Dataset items
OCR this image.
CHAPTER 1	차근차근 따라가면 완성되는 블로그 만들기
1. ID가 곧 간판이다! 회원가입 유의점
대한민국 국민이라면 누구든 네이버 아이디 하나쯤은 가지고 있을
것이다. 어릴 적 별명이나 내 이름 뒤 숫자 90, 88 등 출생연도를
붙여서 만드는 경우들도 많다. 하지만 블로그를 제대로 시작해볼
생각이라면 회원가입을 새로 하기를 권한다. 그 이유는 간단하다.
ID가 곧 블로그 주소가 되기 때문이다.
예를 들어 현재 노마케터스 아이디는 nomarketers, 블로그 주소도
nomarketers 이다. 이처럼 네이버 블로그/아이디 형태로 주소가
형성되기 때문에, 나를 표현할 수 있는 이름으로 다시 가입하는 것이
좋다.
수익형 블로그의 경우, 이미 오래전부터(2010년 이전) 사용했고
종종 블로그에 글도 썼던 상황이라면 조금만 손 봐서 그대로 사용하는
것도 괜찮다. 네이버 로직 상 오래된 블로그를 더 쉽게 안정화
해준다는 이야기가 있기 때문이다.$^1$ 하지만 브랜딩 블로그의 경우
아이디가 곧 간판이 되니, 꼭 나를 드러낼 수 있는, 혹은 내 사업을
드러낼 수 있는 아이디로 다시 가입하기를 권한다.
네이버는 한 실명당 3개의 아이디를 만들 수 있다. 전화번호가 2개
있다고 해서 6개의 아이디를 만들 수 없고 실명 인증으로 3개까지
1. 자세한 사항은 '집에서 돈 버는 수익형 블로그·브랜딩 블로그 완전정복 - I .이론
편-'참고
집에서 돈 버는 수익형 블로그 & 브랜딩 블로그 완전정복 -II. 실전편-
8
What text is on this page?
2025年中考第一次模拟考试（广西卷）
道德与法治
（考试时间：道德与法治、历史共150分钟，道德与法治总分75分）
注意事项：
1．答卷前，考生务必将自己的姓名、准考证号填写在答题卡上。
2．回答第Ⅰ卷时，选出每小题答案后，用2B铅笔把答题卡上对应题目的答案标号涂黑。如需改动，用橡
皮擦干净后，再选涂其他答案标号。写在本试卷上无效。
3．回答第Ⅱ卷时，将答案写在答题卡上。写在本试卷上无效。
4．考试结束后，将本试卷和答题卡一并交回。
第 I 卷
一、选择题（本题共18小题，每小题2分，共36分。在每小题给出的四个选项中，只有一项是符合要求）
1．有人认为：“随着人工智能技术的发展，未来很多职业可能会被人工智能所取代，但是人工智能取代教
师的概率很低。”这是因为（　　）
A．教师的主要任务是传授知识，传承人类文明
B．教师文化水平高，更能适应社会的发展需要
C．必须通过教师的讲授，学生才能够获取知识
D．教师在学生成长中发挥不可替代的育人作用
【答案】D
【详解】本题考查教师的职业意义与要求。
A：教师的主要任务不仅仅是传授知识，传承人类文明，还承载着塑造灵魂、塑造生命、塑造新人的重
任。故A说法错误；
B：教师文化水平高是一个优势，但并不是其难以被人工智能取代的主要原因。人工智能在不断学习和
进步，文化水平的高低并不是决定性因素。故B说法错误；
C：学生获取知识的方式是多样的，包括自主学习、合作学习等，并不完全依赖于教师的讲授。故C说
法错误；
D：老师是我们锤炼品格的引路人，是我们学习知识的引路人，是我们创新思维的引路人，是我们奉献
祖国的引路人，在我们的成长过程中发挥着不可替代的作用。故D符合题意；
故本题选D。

Work to be completed
Read through the entries and copy each line in which "아이디를" appears.

Exercise answer
네이버는 한 실명당 3개의 아이디를 만들 수 있다. 전화번호가 2개
있다고 해서 6개의 아이디를 만들 수 없고 실명 인증으로 3개까지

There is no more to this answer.